##### GIVEN DATA #####

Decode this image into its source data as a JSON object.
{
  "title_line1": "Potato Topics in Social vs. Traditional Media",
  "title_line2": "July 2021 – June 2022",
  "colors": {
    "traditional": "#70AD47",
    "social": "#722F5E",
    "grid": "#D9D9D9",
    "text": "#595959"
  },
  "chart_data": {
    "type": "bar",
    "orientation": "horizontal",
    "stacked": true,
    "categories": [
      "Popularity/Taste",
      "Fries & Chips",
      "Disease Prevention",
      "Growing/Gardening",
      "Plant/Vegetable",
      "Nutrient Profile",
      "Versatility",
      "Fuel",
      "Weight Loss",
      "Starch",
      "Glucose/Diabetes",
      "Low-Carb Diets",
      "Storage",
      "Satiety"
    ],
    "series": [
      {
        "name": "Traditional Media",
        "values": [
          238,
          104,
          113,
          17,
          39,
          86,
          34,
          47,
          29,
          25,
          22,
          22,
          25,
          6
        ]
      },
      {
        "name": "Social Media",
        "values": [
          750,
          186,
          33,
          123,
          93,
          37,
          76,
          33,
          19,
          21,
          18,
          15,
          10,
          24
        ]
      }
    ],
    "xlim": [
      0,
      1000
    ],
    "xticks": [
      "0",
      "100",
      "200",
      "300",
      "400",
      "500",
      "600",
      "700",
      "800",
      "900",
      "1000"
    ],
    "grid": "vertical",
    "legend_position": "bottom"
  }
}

#####

:: STATED PROBLEM ::
Of the lines above, how many include the word "Media"? Reply with the number only.

:: FULL OUTPUT ::
3